▶ DATASET RECORDS
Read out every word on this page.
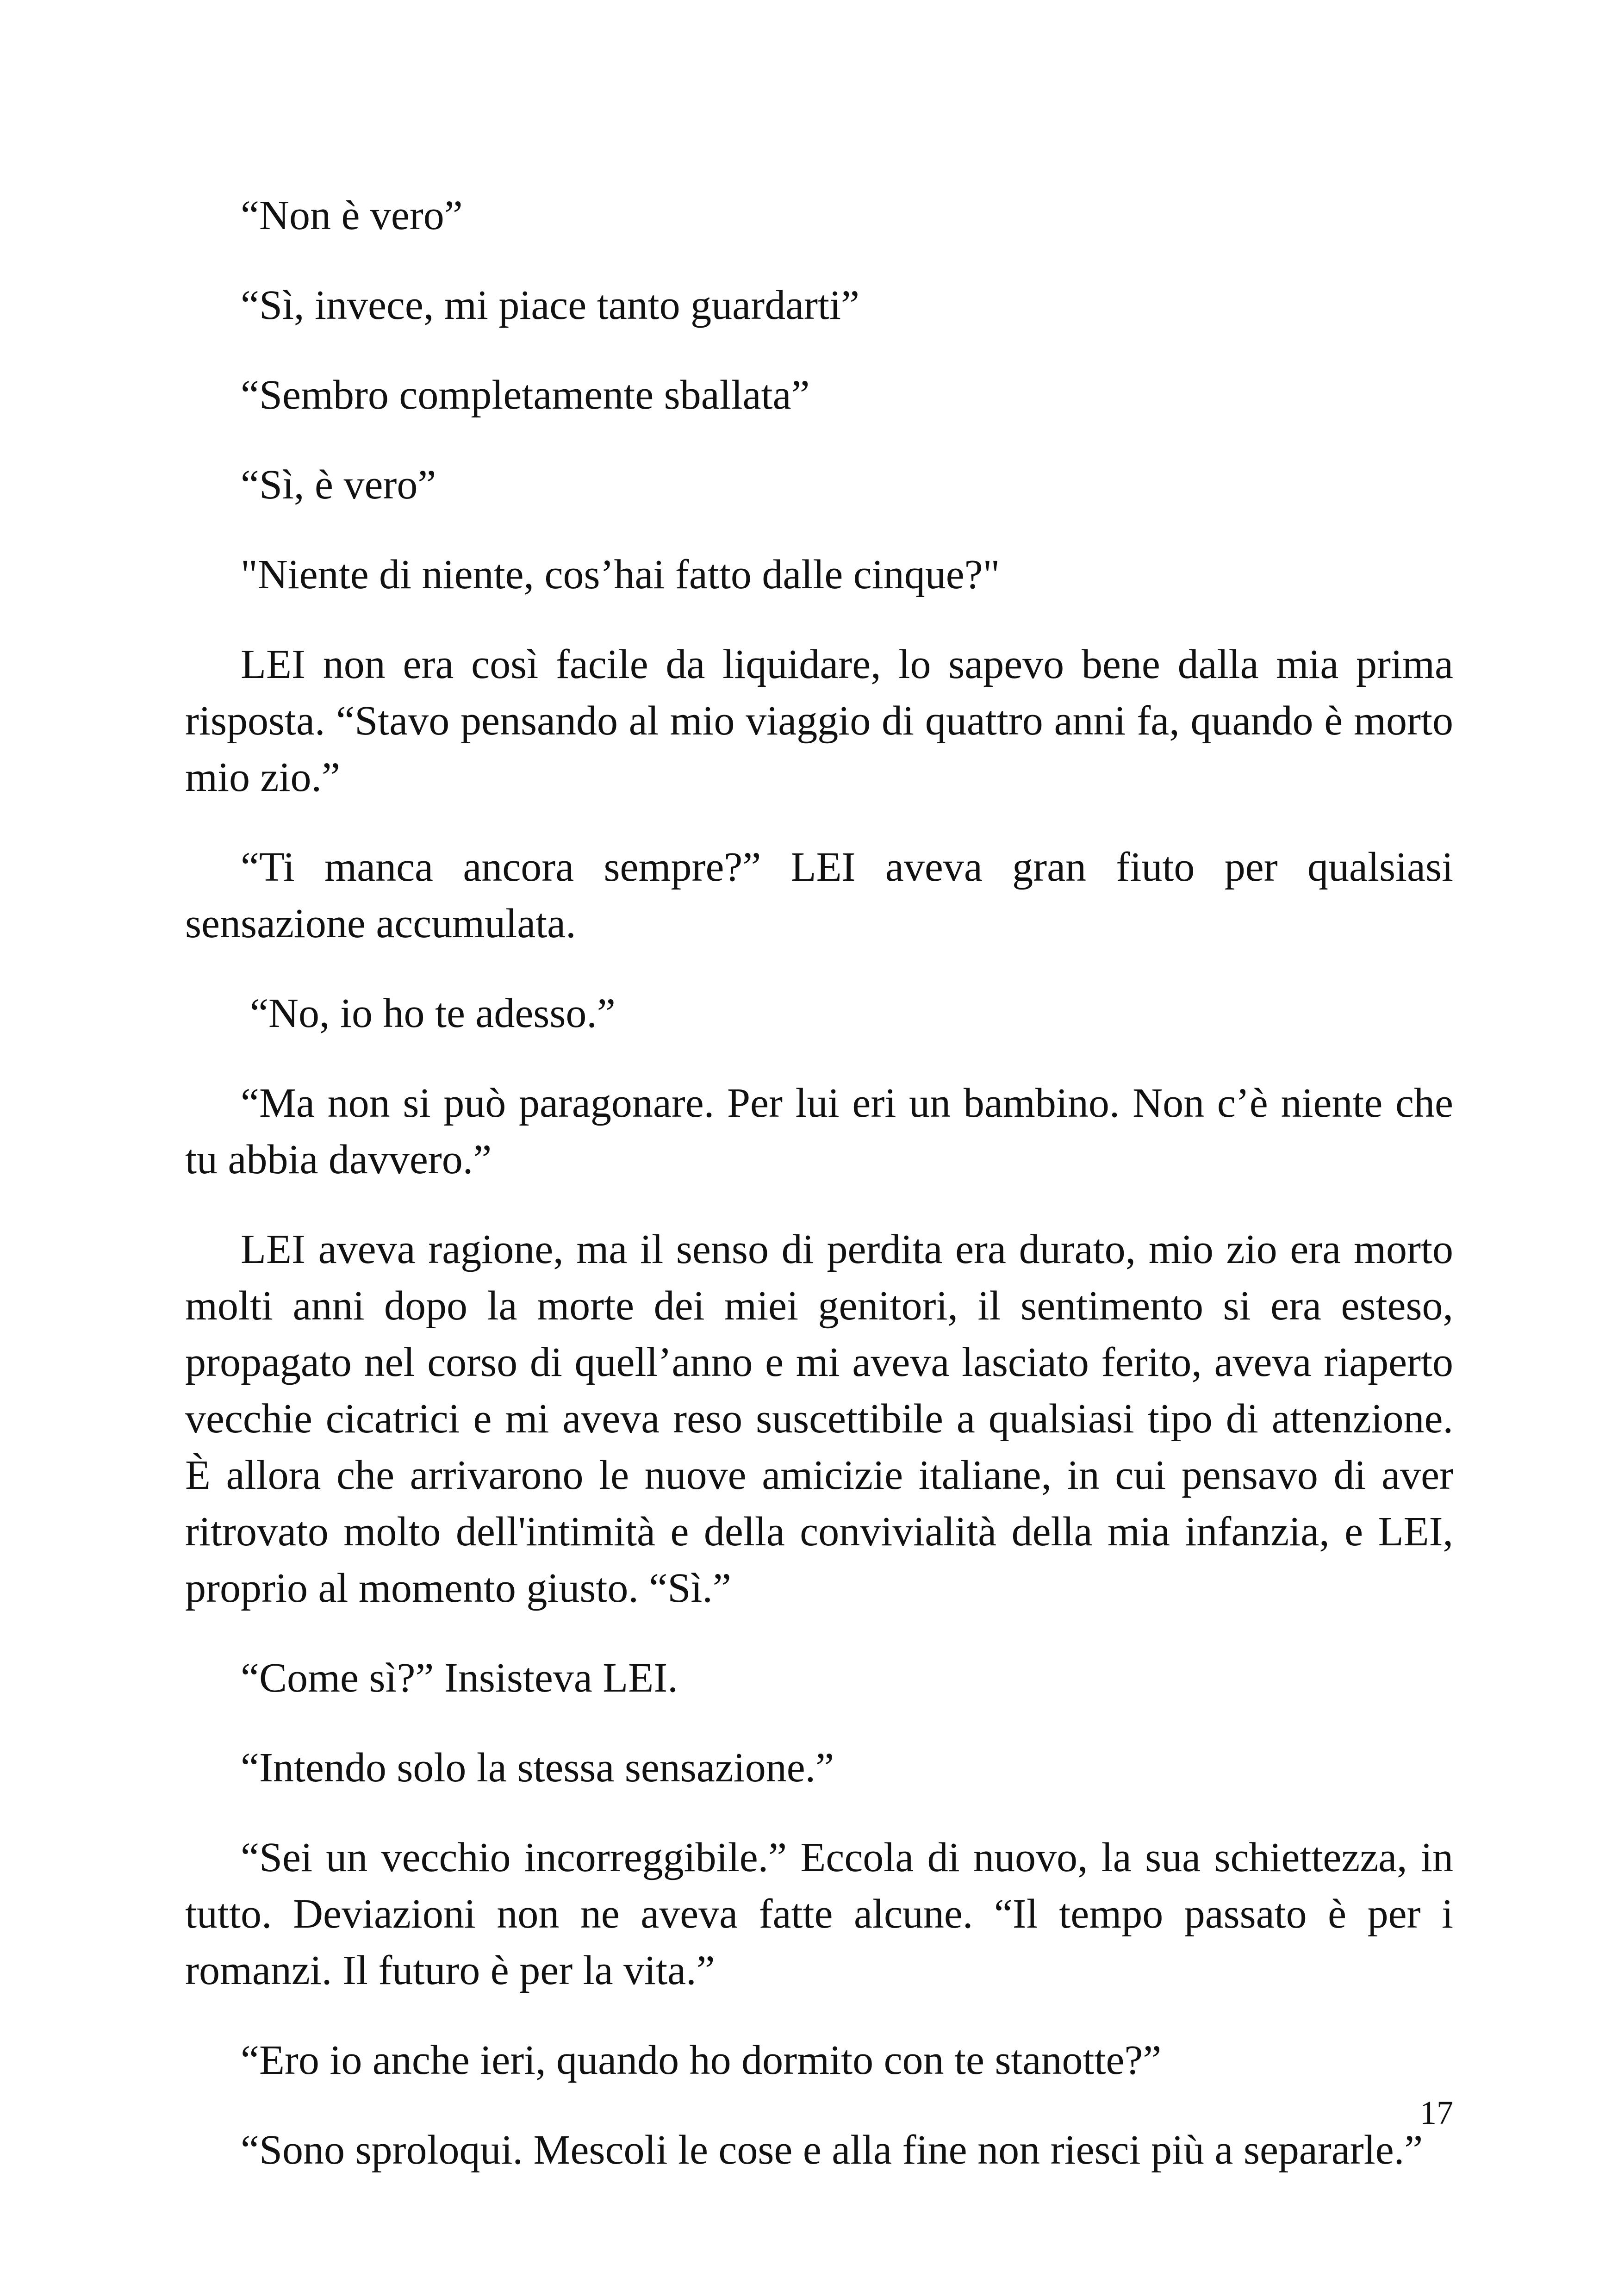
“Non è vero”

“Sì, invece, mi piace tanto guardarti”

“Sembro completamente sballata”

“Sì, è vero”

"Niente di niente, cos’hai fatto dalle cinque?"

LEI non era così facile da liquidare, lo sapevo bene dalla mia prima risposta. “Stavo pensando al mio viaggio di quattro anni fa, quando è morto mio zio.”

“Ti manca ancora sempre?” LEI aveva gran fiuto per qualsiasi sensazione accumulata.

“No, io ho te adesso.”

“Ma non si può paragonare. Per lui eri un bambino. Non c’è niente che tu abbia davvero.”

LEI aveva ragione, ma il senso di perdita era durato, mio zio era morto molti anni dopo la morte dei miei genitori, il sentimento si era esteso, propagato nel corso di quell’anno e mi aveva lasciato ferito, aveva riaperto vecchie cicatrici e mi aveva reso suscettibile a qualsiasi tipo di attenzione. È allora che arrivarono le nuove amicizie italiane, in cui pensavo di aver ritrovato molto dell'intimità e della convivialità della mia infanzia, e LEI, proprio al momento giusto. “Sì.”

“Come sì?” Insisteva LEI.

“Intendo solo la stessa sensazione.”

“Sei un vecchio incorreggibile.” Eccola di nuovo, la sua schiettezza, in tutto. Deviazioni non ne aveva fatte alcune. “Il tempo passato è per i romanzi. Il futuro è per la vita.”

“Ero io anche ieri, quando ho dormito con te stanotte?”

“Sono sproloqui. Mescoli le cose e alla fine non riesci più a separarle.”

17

▶ WHAT IS EXPECTED
Among the lines of the data, identify those with the word "sensazione". Copy each of them.

▶ EXERCISE OUTPUT
“Ti manca ancora sempre?” LEI aveva gran fiuto per qualsiasi sensazione accumulata.
“Intendo solo la stessa sensazione.”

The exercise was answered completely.